Saved entries
§
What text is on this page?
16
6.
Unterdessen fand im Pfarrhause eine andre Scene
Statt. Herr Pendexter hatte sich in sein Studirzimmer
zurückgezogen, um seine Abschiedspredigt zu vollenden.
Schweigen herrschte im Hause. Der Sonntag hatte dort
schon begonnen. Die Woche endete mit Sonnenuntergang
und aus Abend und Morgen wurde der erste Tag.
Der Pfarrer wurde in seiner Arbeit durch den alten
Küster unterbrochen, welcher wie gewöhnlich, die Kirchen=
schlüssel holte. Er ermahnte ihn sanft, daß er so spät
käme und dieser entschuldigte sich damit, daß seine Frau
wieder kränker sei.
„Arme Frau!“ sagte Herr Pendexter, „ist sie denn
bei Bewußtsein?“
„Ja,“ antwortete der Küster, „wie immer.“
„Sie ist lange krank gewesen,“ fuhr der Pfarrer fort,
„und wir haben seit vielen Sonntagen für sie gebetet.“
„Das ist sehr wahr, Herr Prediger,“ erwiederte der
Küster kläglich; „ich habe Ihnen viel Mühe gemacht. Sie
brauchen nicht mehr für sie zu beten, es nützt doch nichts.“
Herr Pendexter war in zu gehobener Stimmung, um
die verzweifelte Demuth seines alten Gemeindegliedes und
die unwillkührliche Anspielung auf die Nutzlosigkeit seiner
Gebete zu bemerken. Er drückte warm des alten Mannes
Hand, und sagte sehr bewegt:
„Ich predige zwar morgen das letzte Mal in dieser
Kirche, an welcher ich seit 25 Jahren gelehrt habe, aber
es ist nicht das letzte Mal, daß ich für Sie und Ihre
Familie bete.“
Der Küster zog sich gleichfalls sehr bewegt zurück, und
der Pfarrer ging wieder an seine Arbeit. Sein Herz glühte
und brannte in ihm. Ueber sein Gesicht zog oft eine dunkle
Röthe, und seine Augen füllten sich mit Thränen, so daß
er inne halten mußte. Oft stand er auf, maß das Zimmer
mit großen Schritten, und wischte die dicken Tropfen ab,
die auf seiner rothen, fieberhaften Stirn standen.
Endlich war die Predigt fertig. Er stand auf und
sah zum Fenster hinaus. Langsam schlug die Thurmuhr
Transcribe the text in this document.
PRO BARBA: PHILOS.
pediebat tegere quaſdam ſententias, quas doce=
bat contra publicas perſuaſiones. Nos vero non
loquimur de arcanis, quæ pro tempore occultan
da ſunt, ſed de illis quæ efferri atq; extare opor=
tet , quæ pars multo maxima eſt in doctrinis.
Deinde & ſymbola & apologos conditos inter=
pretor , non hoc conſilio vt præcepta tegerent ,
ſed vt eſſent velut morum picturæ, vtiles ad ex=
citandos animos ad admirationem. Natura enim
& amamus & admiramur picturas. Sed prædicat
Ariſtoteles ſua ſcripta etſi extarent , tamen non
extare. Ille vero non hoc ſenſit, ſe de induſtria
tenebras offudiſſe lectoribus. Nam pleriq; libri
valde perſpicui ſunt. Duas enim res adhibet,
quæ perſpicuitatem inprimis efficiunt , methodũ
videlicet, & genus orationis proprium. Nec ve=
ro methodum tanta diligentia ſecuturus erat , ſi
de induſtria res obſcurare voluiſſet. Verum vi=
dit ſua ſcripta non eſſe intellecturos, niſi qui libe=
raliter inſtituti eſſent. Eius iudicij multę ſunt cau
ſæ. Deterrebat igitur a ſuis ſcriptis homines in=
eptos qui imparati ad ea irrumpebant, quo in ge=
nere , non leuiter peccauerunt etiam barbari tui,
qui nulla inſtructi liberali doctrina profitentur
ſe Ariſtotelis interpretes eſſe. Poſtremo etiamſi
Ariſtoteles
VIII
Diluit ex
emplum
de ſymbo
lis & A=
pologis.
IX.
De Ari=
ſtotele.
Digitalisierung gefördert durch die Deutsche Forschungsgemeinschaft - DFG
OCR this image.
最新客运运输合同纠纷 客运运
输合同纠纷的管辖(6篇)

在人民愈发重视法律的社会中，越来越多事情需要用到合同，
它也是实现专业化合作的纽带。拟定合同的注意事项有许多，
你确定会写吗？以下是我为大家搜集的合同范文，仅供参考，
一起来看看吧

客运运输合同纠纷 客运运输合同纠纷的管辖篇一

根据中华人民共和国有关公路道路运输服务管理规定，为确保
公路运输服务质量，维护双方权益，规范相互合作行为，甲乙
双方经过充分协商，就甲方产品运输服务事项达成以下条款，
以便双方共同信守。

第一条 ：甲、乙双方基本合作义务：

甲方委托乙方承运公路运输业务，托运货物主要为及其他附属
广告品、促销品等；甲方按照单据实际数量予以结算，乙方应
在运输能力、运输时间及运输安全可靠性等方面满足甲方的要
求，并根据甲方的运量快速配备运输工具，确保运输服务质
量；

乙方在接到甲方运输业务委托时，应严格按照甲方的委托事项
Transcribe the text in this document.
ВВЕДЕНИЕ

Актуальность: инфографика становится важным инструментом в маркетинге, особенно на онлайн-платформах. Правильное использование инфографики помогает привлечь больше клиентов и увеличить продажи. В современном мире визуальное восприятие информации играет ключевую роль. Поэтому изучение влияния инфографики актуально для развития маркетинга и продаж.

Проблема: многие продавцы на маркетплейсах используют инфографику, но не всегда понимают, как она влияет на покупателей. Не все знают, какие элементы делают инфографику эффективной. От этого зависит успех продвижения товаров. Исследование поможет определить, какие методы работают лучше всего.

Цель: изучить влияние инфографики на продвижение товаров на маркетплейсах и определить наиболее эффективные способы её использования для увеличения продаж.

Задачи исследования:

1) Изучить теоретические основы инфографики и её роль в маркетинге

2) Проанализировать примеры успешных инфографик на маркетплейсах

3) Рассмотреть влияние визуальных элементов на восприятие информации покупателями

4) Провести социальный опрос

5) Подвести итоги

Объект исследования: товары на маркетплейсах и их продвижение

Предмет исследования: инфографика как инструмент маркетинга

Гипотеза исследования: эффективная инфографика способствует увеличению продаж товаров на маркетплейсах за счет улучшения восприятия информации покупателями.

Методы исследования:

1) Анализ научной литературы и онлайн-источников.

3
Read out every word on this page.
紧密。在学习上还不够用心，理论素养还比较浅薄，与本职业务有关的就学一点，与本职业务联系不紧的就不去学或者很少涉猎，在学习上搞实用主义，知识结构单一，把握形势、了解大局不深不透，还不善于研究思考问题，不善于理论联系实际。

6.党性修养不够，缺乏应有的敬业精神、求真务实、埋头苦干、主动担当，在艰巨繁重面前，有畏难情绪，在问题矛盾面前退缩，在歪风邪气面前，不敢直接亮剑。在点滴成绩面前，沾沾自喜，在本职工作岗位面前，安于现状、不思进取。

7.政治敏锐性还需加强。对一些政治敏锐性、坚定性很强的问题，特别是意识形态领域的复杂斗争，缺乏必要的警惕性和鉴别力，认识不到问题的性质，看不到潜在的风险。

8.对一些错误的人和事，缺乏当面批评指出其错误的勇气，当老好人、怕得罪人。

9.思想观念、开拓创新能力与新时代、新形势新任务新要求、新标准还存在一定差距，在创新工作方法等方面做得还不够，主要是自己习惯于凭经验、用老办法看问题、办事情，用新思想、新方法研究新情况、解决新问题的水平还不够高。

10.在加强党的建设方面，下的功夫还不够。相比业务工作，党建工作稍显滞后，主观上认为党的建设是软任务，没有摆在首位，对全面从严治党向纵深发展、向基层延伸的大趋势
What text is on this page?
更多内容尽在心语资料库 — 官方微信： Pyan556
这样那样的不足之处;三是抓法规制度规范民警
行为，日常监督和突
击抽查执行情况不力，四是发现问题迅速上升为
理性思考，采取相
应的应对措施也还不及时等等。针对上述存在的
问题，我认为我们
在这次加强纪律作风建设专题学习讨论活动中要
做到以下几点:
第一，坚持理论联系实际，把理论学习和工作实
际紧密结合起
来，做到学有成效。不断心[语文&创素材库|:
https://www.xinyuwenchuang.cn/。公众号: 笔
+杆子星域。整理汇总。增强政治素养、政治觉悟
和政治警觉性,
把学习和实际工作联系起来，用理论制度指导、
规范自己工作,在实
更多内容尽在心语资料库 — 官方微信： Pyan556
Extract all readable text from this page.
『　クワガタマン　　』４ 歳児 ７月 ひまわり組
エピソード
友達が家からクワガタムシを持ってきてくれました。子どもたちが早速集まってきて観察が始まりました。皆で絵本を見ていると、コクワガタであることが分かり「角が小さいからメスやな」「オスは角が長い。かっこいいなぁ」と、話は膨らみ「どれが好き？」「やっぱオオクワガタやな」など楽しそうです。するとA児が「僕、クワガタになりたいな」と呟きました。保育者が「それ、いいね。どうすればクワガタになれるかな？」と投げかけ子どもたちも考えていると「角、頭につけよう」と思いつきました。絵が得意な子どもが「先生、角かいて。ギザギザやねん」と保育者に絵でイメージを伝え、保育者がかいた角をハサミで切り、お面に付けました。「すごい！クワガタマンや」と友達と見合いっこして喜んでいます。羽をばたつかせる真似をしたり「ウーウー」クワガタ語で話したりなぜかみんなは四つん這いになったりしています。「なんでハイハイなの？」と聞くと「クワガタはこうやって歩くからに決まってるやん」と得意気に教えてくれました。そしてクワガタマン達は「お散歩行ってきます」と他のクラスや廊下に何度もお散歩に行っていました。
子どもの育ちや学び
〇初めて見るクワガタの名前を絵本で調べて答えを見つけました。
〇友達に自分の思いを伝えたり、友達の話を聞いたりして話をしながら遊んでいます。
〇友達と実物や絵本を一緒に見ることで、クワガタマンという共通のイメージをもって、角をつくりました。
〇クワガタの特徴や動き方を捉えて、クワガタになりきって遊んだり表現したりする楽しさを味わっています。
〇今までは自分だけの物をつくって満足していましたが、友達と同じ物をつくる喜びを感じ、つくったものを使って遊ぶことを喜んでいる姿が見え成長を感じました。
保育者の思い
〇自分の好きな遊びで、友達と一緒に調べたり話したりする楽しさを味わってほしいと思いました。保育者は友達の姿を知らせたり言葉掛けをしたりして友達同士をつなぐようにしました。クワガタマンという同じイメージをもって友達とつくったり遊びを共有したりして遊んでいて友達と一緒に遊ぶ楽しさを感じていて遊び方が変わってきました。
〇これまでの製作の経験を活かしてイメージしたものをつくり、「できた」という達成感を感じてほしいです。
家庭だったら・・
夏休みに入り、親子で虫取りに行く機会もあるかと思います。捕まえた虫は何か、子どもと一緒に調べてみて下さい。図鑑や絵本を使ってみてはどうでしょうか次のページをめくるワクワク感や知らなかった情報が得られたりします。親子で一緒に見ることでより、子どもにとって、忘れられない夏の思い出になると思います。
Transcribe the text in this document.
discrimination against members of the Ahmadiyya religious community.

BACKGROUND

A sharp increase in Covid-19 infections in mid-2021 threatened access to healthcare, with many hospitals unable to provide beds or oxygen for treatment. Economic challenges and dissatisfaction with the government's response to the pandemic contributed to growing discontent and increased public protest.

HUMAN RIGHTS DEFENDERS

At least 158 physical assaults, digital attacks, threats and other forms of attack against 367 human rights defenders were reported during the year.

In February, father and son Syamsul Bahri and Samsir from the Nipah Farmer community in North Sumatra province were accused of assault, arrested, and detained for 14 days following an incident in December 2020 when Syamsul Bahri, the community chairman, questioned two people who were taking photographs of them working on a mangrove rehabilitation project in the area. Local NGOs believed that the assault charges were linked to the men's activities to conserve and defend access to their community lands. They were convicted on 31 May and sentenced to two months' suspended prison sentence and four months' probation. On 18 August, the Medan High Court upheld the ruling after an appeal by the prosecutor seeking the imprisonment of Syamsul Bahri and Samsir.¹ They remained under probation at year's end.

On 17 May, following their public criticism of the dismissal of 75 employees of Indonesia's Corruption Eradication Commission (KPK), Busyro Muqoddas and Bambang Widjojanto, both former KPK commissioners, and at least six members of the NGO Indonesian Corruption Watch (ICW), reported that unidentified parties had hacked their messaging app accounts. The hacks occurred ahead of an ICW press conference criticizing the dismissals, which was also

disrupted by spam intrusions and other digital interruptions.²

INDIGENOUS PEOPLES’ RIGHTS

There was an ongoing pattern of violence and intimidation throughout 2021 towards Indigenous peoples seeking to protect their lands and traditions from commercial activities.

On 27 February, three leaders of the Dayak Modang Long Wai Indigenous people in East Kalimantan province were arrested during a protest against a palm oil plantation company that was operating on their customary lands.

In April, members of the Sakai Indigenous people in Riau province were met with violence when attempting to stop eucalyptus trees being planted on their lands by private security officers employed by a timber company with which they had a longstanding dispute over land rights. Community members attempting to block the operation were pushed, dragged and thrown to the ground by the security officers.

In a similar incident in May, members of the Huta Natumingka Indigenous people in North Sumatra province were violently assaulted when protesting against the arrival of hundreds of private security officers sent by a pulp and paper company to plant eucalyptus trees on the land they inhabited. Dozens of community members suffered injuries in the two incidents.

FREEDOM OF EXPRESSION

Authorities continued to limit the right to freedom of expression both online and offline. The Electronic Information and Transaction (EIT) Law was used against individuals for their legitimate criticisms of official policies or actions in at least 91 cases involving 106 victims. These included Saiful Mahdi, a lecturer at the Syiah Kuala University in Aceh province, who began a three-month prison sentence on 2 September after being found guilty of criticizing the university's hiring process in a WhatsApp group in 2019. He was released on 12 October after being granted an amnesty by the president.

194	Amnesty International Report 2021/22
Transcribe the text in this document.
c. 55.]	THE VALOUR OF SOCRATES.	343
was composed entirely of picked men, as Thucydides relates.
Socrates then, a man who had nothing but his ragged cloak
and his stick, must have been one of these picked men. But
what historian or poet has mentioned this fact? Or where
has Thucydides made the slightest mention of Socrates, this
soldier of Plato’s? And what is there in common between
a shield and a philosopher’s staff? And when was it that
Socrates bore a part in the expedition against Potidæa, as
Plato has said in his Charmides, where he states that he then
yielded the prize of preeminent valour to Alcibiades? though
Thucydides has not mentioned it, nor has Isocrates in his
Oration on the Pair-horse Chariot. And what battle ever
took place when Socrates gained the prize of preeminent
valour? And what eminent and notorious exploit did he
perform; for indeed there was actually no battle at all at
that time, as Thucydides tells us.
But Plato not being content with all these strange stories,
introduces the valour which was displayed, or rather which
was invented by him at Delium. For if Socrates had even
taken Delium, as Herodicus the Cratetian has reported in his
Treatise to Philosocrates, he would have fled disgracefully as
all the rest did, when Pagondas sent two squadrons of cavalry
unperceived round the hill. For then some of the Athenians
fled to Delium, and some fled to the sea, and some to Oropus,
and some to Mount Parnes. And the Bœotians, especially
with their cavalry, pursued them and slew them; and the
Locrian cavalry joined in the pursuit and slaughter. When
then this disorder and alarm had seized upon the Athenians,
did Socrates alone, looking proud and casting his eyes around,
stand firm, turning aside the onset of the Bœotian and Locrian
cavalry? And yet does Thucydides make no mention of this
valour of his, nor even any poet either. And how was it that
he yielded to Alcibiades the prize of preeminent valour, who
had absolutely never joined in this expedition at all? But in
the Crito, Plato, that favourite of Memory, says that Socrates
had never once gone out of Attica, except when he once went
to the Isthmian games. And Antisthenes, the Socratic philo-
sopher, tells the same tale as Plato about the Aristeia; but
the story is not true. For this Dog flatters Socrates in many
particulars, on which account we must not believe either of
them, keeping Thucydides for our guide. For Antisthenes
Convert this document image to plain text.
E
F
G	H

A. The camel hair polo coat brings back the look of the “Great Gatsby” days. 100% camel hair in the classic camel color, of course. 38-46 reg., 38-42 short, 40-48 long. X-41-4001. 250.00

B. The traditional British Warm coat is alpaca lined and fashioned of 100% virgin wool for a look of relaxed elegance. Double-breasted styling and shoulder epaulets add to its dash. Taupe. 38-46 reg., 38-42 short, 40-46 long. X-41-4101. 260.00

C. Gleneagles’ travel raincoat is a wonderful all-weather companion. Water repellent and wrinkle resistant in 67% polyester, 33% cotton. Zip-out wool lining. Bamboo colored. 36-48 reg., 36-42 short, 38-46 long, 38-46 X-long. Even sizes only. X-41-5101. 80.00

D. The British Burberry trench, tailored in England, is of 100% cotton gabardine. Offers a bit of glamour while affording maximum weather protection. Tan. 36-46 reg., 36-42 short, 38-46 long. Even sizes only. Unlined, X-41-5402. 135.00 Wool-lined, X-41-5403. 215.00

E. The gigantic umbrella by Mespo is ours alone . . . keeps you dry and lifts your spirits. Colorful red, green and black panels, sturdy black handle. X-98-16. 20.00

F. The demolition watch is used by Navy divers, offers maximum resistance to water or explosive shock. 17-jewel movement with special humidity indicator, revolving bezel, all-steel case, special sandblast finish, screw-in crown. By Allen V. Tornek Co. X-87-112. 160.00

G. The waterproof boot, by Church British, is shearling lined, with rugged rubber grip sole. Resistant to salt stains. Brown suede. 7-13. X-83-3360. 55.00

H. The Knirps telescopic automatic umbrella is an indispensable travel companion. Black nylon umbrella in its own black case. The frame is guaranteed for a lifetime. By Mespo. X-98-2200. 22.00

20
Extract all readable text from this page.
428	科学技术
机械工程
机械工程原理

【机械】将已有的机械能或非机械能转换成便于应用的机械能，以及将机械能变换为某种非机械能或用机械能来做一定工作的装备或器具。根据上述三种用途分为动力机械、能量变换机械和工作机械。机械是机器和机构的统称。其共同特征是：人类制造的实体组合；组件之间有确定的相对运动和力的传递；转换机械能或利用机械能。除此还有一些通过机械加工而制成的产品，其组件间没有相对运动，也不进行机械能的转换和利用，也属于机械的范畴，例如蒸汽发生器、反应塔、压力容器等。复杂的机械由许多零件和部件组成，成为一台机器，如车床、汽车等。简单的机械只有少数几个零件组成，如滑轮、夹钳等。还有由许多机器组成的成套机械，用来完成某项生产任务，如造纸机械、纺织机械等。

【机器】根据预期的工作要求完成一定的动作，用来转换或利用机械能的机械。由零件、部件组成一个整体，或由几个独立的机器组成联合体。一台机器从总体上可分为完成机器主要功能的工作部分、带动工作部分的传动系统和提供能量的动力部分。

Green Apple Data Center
§
Each line with the string "seit" in it needs to be found and copied.

„und wir haben seit vielen Sonntagen für sie gebetet.“
Kirche, an welcher ich seit 25 Jahren gelehrt habe, aber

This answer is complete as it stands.